• _EXERCISE INPUTS_
* START *

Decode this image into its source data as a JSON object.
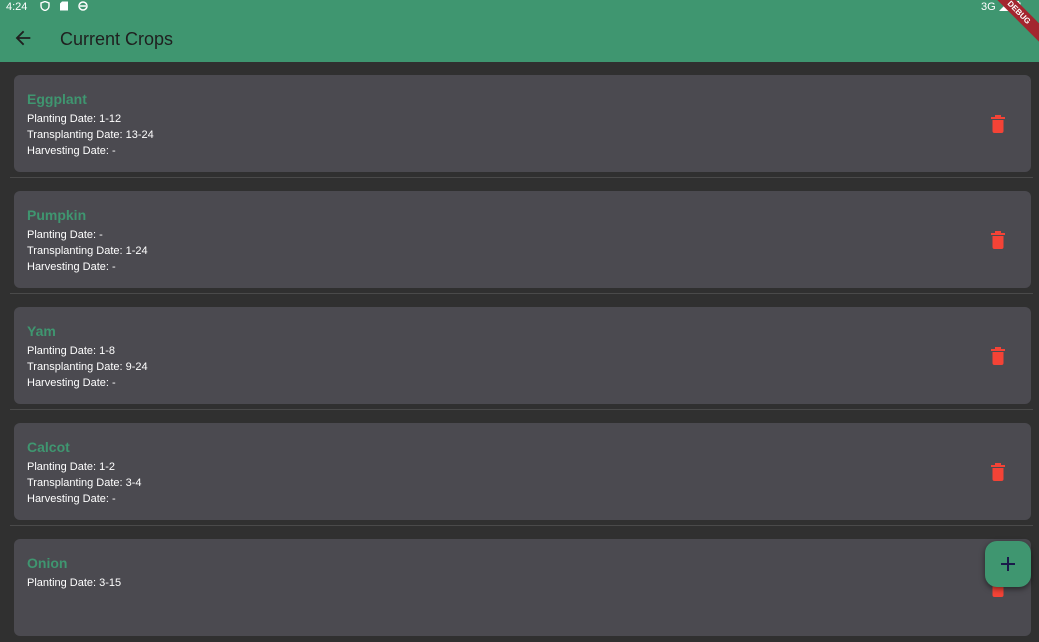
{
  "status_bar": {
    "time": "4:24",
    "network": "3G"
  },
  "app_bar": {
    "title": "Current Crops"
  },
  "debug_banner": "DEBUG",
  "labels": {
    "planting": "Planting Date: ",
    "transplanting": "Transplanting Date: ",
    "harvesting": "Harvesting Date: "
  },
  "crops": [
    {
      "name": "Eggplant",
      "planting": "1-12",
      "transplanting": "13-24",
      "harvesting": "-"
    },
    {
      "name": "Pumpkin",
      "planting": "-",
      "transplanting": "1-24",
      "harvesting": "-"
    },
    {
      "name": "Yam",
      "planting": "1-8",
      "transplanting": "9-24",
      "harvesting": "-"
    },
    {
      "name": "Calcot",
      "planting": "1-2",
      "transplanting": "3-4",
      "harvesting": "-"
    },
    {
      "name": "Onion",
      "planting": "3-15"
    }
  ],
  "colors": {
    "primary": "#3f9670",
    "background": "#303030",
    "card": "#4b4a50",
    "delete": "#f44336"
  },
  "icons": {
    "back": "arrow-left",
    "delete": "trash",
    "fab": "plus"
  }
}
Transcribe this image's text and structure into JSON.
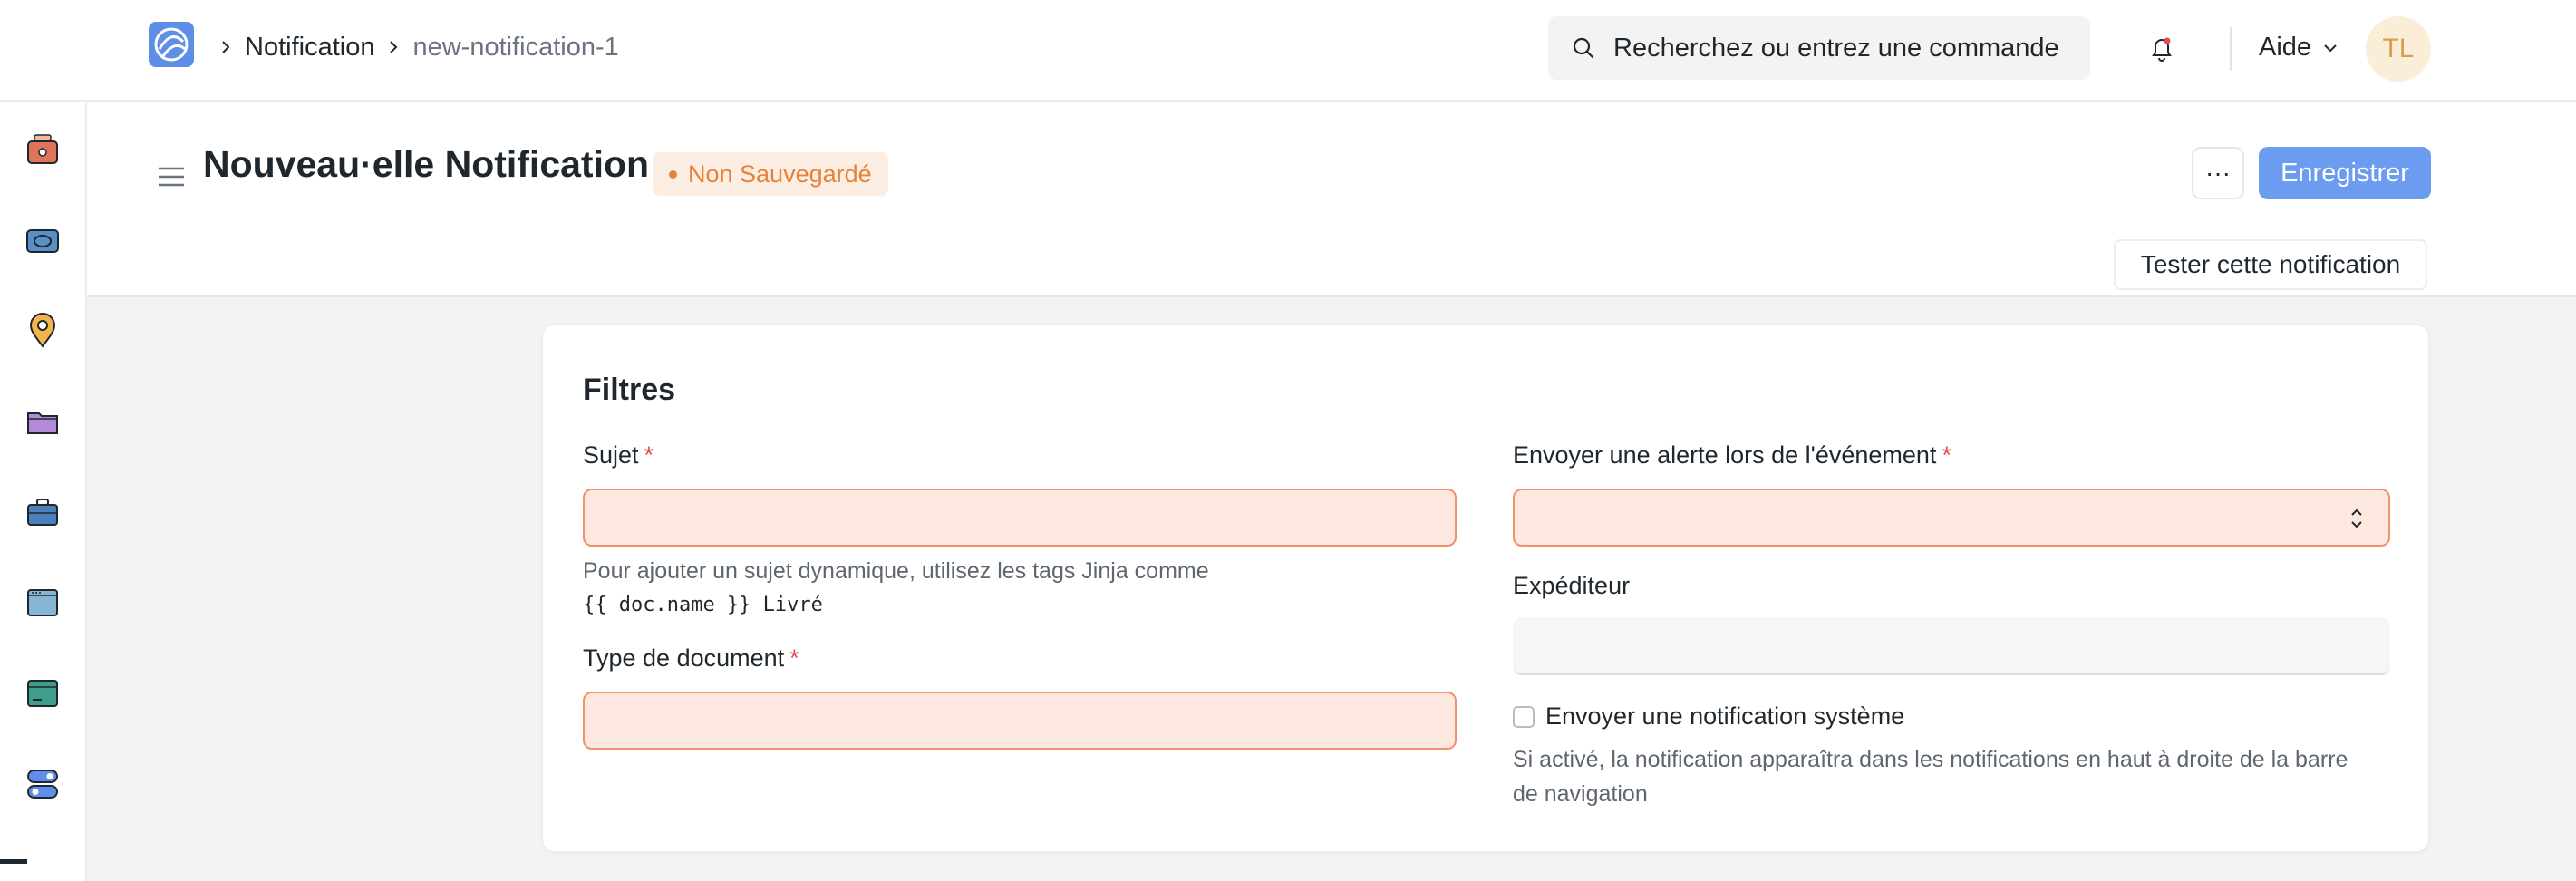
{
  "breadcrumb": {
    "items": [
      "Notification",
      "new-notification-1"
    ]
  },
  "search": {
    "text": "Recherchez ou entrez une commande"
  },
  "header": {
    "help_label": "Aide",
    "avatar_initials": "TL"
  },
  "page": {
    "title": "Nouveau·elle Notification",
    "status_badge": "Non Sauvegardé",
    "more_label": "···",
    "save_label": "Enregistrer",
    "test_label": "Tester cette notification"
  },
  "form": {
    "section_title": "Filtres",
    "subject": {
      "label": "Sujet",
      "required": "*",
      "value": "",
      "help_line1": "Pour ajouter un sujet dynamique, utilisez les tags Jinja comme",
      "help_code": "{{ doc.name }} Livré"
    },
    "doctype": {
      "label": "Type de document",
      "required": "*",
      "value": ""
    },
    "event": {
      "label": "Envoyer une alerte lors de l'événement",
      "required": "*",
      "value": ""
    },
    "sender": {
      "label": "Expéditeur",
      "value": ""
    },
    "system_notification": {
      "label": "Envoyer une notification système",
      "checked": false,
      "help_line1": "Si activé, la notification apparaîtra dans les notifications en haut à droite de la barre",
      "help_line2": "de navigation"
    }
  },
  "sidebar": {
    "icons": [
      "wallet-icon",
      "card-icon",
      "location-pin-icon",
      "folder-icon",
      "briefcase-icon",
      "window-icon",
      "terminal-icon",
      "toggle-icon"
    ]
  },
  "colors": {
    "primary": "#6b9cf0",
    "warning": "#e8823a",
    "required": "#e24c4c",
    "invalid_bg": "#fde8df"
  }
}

* END *
* START *

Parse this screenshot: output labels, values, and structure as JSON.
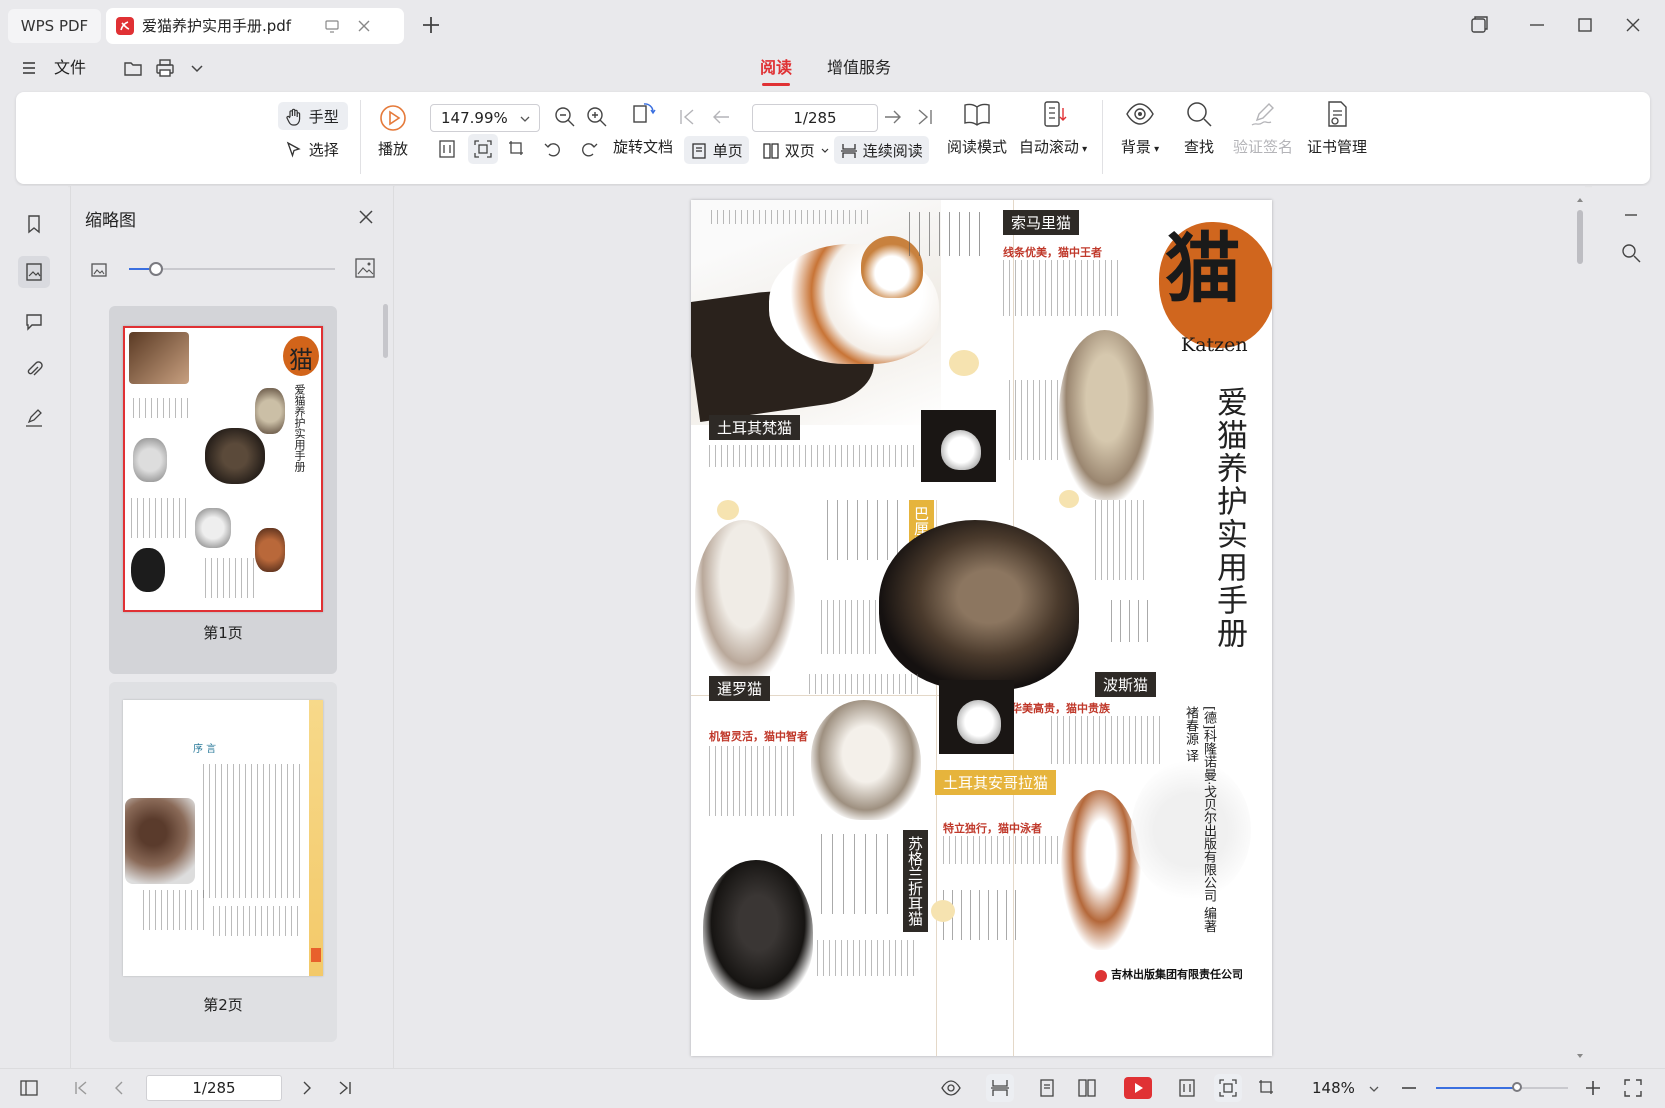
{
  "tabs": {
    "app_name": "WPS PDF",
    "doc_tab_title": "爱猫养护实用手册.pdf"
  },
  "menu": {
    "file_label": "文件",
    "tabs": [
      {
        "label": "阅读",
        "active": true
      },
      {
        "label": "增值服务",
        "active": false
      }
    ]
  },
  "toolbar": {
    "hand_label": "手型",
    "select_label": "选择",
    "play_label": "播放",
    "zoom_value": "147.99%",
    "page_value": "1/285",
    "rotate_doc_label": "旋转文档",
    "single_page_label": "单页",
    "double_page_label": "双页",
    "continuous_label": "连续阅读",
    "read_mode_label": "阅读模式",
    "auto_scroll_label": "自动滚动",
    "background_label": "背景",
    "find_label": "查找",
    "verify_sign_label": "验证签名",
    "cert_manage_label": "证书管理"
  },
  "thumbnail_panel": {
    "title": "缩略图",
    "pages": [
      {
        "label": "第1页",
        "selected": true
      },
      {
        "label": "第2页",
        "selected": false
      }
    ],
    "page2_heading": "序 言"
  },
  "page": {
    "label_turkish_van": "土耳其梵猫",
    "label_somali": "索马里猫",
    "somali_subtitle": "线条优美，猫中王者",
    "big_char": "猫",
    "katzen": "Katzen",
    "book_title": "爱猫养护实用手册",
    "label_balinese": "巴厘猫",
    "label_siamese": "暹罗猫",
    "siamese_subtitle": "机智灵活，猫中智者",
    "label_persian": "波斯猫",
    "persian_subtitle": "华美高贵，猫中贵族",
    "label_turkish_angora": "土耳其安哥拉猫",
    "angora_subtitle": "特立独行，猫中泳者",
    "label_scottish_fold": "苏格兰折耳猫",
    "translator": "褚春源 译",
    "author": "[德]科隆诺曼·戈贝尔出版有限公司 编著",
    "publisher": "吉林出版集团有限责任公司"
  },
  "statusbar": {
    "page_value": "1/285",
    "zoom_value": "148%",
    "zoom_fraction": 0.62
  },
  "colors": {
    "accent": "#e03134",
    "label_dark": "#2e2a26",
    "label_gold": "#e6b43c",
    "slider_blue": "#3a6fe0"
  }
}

* END *

• _PROMPT_
Using the material above, copy every line in which the string "Envoyer" occurs.

• _COMPLETE RESPONSE_
      "label": "Envoyer une alerte lors de l'événement",
      "label": "Envoyer une notification système",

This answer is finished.